## Start Data shown
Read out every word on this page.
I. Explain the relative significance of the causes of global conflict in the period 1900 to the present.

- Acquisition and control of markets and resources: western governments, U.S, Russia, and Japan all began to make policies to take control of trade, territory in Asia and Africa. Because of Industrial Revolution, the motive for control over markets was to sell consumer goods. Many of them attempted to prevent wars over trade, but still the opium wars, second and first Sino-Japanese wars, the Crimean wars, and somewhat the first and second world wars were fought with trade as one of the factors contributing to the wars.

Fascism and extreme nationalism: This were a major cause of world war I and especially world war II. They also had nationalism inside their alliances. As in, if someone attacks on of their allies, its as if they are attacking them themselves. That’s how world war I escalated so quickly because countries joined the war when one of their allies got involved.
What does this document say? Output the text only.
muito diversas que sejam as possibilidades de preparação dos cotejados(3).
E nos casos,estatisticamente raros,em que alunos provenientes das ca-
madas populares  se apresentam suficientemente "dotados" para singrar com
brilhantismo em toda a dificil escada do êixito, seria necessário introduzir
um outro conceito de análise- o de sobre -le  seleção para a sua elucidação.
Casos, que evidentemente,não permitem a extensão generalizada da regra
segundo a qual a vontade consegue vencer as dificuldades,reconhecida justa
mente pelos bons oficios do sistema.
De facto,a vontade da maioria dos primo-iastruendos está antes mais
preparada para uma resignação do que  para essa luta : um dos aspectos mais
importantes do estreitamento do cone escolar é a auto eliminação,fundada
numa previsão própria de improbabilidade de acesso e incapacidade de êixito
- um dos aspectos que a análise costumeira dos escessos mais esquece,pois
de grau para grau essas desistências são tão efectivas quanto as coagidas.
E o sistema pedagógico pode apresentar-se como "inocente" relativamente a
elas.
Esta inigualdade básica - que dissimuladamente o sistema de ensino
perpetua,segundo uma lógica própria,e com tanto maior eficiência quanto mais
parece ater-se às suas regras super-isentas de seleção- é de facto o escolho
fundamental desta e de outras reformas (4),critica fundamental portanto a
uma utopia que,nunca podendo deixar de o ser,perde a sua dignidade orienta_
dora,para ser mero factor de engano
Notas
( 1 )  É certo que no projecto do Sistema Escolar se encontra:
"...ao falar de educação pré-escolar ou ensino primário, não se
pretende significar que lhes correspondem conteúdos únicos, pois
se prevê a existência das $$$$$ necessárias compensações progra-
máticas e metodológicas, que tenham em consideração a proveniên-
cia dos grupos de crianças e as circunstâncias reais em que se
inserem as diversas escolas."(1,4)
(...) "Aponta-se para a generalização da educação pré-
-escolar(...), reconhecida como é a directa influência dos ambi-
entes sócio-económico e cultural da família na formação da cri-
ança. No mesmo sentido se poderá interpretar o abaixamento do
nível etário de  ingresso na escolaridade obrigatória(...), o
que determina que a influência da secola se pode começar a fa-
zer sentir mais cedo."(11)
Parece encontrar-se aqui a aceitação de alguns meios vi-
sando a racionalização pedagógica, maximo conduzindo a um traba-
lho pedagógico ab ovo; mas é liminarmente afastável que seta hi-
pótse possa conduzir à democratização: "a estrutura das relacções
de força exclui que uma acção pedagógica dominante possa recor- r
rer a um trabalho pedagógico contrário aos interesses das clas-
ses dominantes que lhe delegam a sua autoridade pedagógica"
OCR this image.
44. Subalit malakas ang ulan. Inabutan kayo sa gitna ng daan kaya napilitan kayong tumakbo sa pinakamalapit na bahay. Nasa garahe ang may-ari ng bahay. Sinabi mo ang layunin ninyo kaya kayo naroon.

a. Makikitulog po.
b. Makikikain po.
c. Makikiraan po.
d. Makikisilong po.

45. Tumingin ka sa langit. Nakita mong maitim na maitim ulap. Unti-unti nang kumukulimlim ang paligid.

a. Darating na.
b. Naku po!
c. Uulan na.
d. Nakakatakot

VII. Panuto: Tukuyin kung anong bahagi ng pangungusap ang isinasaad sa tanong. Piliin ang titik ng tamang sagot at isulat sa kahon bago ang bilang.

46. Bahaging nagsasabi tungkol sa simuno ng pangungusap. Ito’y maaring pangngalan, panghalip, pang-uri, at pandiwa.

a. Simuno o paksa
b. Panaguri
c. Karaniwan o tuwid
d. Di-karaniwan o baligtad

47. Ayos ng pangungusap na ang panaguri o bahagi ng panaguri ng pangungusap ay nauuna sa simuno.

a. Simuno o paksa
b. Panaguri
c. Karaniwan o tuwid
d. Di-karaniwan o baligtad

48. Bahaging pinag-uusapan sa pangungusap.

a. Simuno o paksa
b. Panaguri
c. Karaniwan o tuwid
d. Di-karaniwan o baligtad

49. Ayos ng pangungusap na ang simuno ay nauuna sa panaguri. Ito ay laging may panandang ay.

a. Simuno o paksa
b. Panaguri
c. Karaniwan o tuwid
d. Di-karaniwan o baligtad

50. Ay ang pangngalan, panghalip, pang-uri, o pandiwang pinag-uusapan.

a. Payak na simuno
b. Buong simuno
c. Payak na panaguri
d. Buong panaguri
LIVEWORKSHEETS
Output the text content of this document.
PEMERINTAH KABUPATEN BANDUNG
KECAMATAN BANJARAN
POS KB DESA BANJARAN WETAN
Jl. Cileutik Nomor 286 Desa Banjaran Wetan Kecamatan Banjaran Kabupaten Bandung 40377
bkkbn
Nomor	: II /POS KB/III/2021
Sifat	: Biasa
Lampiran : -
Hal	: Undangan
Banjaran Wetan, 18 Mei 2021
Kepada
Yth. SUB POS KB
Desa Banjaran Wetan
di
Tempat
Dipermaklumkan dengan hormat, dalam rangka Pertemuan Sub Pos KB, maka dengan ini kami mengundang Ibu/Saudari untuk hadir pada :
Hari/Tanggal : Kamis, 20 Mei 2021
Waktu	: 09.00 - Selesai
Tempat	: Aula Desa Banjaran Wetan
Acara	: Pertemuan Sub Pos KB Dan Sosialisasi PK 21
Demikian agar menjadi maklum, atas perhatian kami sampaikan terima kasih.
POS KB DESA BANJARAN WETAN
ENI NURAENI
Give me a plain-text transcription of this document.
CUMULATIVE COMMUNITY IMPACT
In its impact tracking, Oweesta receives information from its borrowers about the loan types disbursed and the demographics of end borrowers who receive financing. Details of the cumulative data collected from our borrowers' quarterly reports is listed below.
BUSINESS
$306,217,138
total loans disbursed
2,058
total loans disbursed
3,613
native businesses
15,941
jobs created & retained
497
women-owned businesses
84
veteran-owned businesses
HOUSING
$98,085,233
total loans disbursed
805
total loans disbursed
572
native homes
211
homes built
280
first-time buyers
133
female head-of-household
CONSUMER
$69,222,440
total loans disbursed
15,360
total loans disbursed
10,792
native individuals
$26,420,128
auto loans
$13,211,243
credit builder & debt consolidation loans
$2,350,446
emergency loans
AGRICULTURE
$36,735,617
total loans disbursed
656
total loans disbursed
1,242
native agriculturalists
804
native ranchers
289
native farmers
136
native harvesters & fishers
## End Data shown
**Direction**: Where a line of the entries contains the word "Tempat", copy that line.

**Written reply**:
Tempat
Tempat	: Aula Desa Banjaran Wetan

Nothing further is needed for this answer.